▶ **Records for this exercise**
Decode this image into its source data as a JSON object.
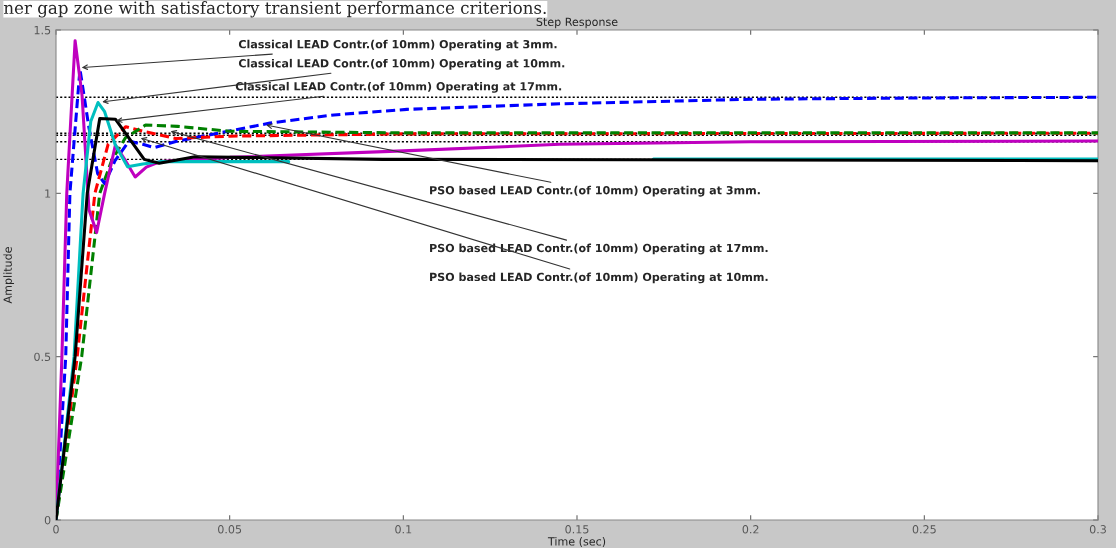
{
  "chart_data": {
    "type": "line",
    "title": "Step Response",
    "xlabel": "Time (sec)",
    "ylabel": "Amplitude",
    "xlim": [
      0,
      0.3
    ],
    "xticks": [
      0,
      0.05,
      0.1,
      0.15,
      0.2,
      0.25,
      0.3
    ],
    "ylim": [
      0,
      1.5
    ],
    "yticks": [
      0,
      0.5,
      1,
      1.5
    ],
    "grid": false,
    "series": [
      {
        "color": "#0000ff",
        "line_style": "dashed",
        "x": [
          0,
          0.0028,
          0.004,
          0.0069,
          0.0095,
          0.012,
          0.014,
          0.017,
          0.021,
          0.025,
          0.0282,
          0.035,
          0.0496,
          0.0616,
          0.08,
          0.101,
          0.145,
          0.2,
          0.25,
          0.3
        ],
        "values": [
          0,
          0.5,
          1.0,
          1.38,
          1.2,
          1.06,
          1.03,
          1.1,
          1.16,
          1.15,
          1.14,
          1.16,
          1.19,
          1.215,
          1.24,
          1.257,
          1.274,
          1.288,
          1.292,
          1.294
        ]
      },
      {
        "color": "#ff0000",
        "line_style": "dashed",
        "x": [
          0,
          0.0061,
          0.0112,
          0.015,
          0.0201,
          0.025,
          0.0344,
          0.05,
          0.1,
          0.3
        ],
        "values": [
          0,
          0.5,
          1.0,
          1.15,
          1.204,
          1.19,
          1.168,
          1.175,
          1.182,
          1.184
        ]
      },
      {
        "color": "#008000",
        "line_style": "dashed",
        "x": [
          0,
          0.0074,
          0.0126,
          0.016,
          0.02,
          0.0258,
          0.035,
          0.05,
          0.1,
          0.3
        ],
        "values": [
          0,
          0.5,
          1.0,
          1.1,
          1.17,
          1.209,
          1.205,
          1.19,
          1.185,
          1.185
        ]
      },
      {
        "color": "#bf00bf",
        "line_style": "solid",
        "x": [
          0,
          0.0017,
          0.0031,
          0.0055,
          0.0075,
          0.0095,
          0.0117,
          0.014,
          0.0171,
          0.02,
          0.0228,
          0.026,
          0.03,
          0.05,
          0.1,
          0.145,
          0.2,
          0.3
        ],
        "values": [
          0,
          0.5,
          1.0,
          1.467,
          1.3,
          0.95,
          0.88,
          1.0,
          1.148,
          1.1,
          1.05,
          1.08,
          1.097,
          1.11,
          1.13,
          1.15,
          1.158,
          1.16
        ]
      },
      {
        "color": "#00bfbf",
        "line_style": "solid",
        "x": [
          0,
          0.0052,
          0.0078,
          0.01,
          0.0121,
          0.014,
          0.017,
          0.0206,
          0.025,
          0.03,
          0.067,
          0.12,
          0.172,
          0.3
        ],
        "values": [
          0,
          0.5,
          1.0,
          1.22,
          1.278,
          1.25,
          1.15,
          1.081,
          1.09,
          1.097,
          1.097,
          null,
          1.105,
          1.105
        ]
      },
      {
        "color": "#000000",
        "line_style": "solid",
        "x": [
          0,
          0.0055,
          0.009,
          0.0126,
          0.0171,
          0.0254,
          0.0297,
          0.04,
          0.094,
          0.3
        ],
        "values": [
          0,
          0.5,
          1.0,
          1.229,
          1.227,
          1.104,
          1.092,
          1.112,
          1.104,
          1.1
        ]
      }
    ],
    "ref_lines": [
      {
        "axis": "y",
        "value": 1.294,
        "color": "#000000",
        "line_style": "dotted"
      },
      {
        "axis": "y",
        "value": 1.184,
        "color": "#000000",
        "line_style": "dotted"
      },
      {
        "axis": "y",
        "value": 1.178,
        "color": "#000000",
        "line_style": "dotted"
      },
      {
        "axis": "y",
        "value": 1.158,
        "color": "#000000",
        "line_style": "dotted"
      },
      {
        "axis": "y",
        "value": 1.104,
        "color": "#000000",
        "line_style": "dotted"
      }
    ],
    "annotations": [
      "ner gap zone with satisfactory transient performance criterions.",
      {
        "text": "Classical LEAD Contr.(of 10mm) Operating at 3mm.",
        "x": 0.0074,
        "y": 1.385
      },
      {
        "text": "Classical LEAD Contr.(of 10mm) Operating at 10mm.",
        "x": 0.0133,
        "y": 1.28
      },
      {
        "text": "Classical LEAD Contr.(of 10mm) Operating at 17mm.",
        "x": 0.0173,
        "y": 1.222
      },
      {
        "text": "PSO based LEAD Contr.(of 10mm) Operating at 3mm.",
        "x": 0.0605,
        "y": 1.209
      },
      {
        "text": "PSO based LEAD Contr.(of 10mm) Operating at 17mm.",
        "x": 0.033,
        "y": 1.19
      },
      {
        "text": "PSO based LEAD Contr.(of 10mm) Operating at 10mm.",
        "x": 0.0244,
        "y": 1.169
      }
    ]
  }
}
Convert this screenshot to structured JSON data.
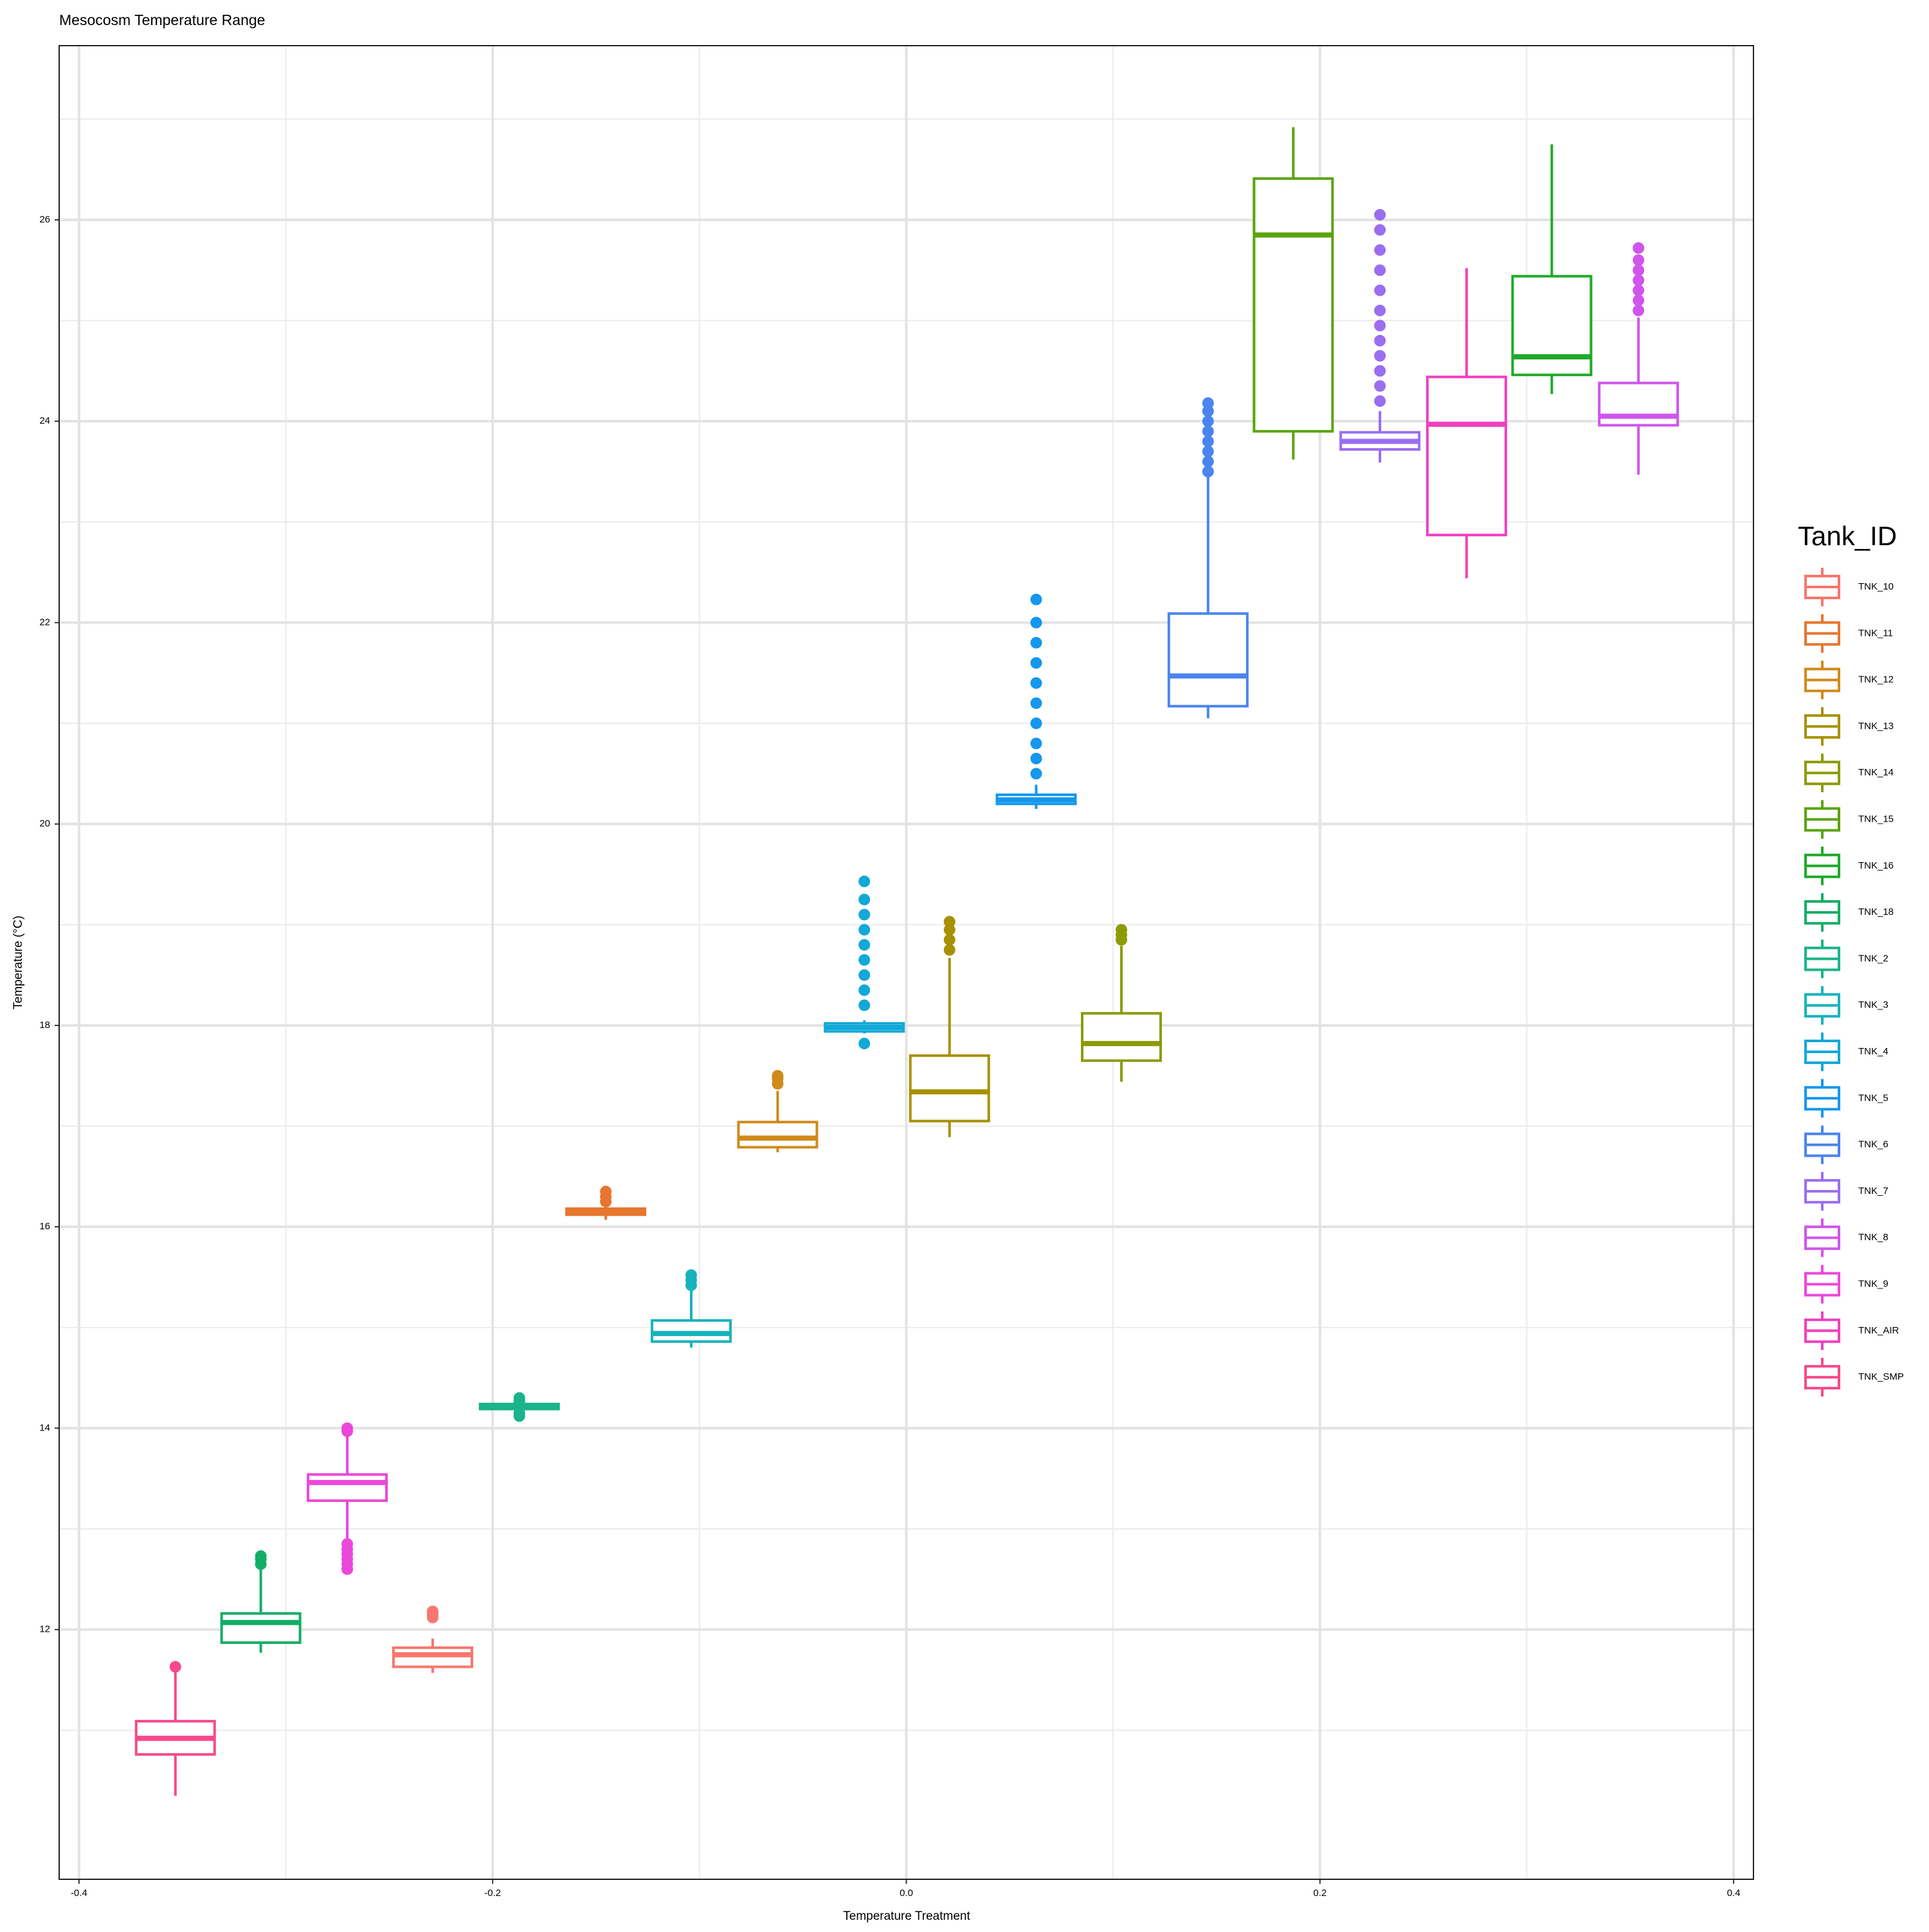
{
  "chart_data": {
    "type": "boxplot",
    "title": "Mesocosm Temperature Range",
    "x_label": "Temperature Treatment",
    "y_label": "Temperature (°C)",
    "legend_title": "Tank_ID",
    "legend_position": "right",
    "grid": true,
    "xlim": [
      -0.4096,
      0.4096
    ],
    "xticks": [
      -0.4,
      -0.2,
      {
        "value": 0,
        "label": "0.0"
      },
      0.2,
      0.4
    ],
    "ylim": [
      9.52,
      27.73
    ],
    "yticks": [
      12,
      14,
      16,
      18,
      20,
      22,
      24,
      26
    ],
    "series": [
      {
        "name": "TNK_10",
        "color": "#F8766D",
        "x": -0.229,
        "whisker_low": 11.57,
        "q1": 11.63,
        "median": 11.75,
        "q3": 11.82,
        "whisker_high": 11.91,
        "outliers": [
          12.12,
          12.15,
          12.18
        ]
      },
      {
        "name": "TNK_11",
        "color": "#E7762E",
        "x": -0.1453,
        "whisker_low": 16.07,
        "q1": 16.12,
        "median": 16.15,
        "q3": 16.18,
        "whisker_high": 16.2,
        "outliers": [
          16.25,
          16.3,
          16.35
        ]
      },
      {
        "name": "TNK_12",
        "color": "#D08A1B",
        "x": -0.0622,
        "whisker_low": 16.74,
        "q1": 16.79,
        "median": 16.88,
        "q3": 17.04,
        "whisker_high": 17.35,
        "outliers": [
          17.42,
          17.47,
          17.5
        ]
      },
      {
        "name": "TNK_13",
        "color": "#A89100",
        "x": 0.0209,
        "whisker_low": 16.89,
        "q1": 17.05,
        "median": 17.34,
        "q3": 17.7,
        "whisker_high": 18.67,
        "outliers": [
          18.75,
          18.85,
          18.95,
          19.03
        ]
      },
      {
        "name": "TNK_14",
        "color": "#8D9B08",
        "x": 0.104,
        "whisker_low": 17.44,
        "q1": 17.65,
        "median": 17.82,
        "q3": 18.12,
        "whisker_high": 18.79,
        "outliers": [
          18.85,
          18.9,
          18.95
        ]
      },
      {
        "name": "TNK_15",
        "color": "#5AA30C",
        "x": 0.1871,
        "whisker_low": 23.62,
        "q1": 23.9,
        "median": 25.85,
        "q3": 26.41,
        "whisker_high": 26.92,
        "outliers": []
      },
      {
        "name": "TNK_16",
        "color": "#1EAA2A",
        "x": 0.3121,
        "whisker_low": 24.27,
        "q1": 24.46,
        "median": 24.64,
        "q3": 25.44,
        "whisker_high": 26.75,
        "outliers": []
      },
      {
        "name": "TNK_18",
        "color": "#12AE66",
        "x": -0.3121,
        "whisker_low": 11.77,
        "q1": 11.87,
        "median": 12.07,
        "q3": 12.16,
        "whisker_high": 12.61,
        "outliers": [
          12.65,
          12.7,
          12.73
        ]
      },
      {
        "name": "TNK_2",
        "color": "#1AB38A",
        "x": -0.1871,
        "whisker_low": 14.18,
        "q1": 14.19,
        "median": 14.22,
        "q3": 14.24,
        "whisker_high": 14.25,
        "outliers": [
          14.12,
          14.15,
          14.27,
          14.3
        ]
      },
      {
        "name": "TNK_3",
        "color": "#16B3BD",
        "x": -0.104,
        "whisker_low": 14.8,
        "q1": 14.86,
        "median": 14.94,
        "q3": 15.07,
        "whisker_high": 15.37,
        "outliers": [
          15.42,
          15.47,
          15.52
        ]
      },
      {
        "name": "TNK_4",
        "color": "#12A8D8",
        "x": -0.0203,
        "whisker_low": 17.92,
        "q1": 17.94,
        "median": 17.98,
        "q3": 18.02,
        "whisker_high": 18.05,
        "outliers": [
          17.82,
          18.2,
          18.35,
          18.5,
          18.65,
          18.8,
          18.95,
          19.1,
          19.25,
          19.43
        ]
      },
      {
        "name": "TNK_5",
        "color": "#1497EC",
        "x": 0.0628,
        "whisker_low": 20.15,
        "q1": 20.2,
        "median": 20.24,
        "q3": 20.29,
        "whisker_high": 20.39,
        "outliers": [
          20.5,
          20.65,
          20.8,
          21.0,
          21.2,
          21.4,
          21.6,
          21.8,
          22.0,
          22.23
        ]
      },
      {
        "name": "TNK_6",
        "color": "#4A84EE",
        "x": 0.1459,
        "whisker_low": 21.05,
        "q1": 21.17,
        "median": 21.47,
        "q3": 22.09,
        "whisker_high": 23.46,
        "outliers": [
          23.5,
          23.6,
          23.7,
          23.8,
          23.9,
          24.0,
          24.1,
          24.18
        ]
      },
      {
        "name": "TNK_7",
        "color": "#9A6EF0",
        "x": 0.229,
        "whisker_low": 23.59,
        "q1": 23.72,
        "median": 23.8,
        "q3": 23.89,
        "whisker_high": 24.1,
        "outliers": [
          24.2,
          24.35,
          24.5,
          24.65,
          24.8,
          24.95,
          25.1,
          25.3,
          25.5,
          25.7,
          25.9,
          26.05
        ]
      },
      {
        "name": "TNK_8",
        "color": "#D055EC",
        "x": 0.354,
        "whisker_low": 23.47,
        "q1": 23.96,
        "median": 24.05,
        "q3": 24.38,
        "whisker_high": 25.03,
        "outliers": [
          25.1,
          25.2,
          25.3,
          25.4,
          25.5,
          25.6,
          25.72
        ]
      },
      {
        "name": "TNK_9",
        "color": "#EC47DA",
        "x": -0.2703,
        "whisker_low": 12.86,
        "q1": 13.28,
        "median": 13.46,
        "q3": 13.54,
        "whisker_high": 13.94,
        "outliers": [
          12.6,
          12.65,
          12.7,
          12.75,
          12.8,
          12.85,
          13.97,
          14.0
        ]
      },
      {
        "name": "TNK_AIR",
        "color": "#F040BE",
        "x": 0.2709,
        "whisker_low": 22.44,
        "q1": 22.87,
        "median": 23.97,
        "q3": 24.44,
        "whisker_high": 25.52,
        "outliers": []
      },
      {
        "name": "TNK_SMP",
        "color": "#F64A8A",
        "x": -0.3534,
        "whisker_low": 10.35,
        "q1": 10.76,
        "median": 10.92,
        "q3": 11.09,
        "whisker_high": 11.58,
        "outliers": [
          11.63
        ]
      }
    ]
  }
}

▶ **Required task**
Show the lines of the material that contain the word "Classical".

▶ **Exercise output**
        "text": "Classical LEAD Contr.(of 10mm) Operating at 3mm.",
        "text": "Classical LEAD Contr.(of 10mm) Operating at 10mm.",
        "text": "Classical LEAD Contr.(of 10mm) Operating at 17mm.",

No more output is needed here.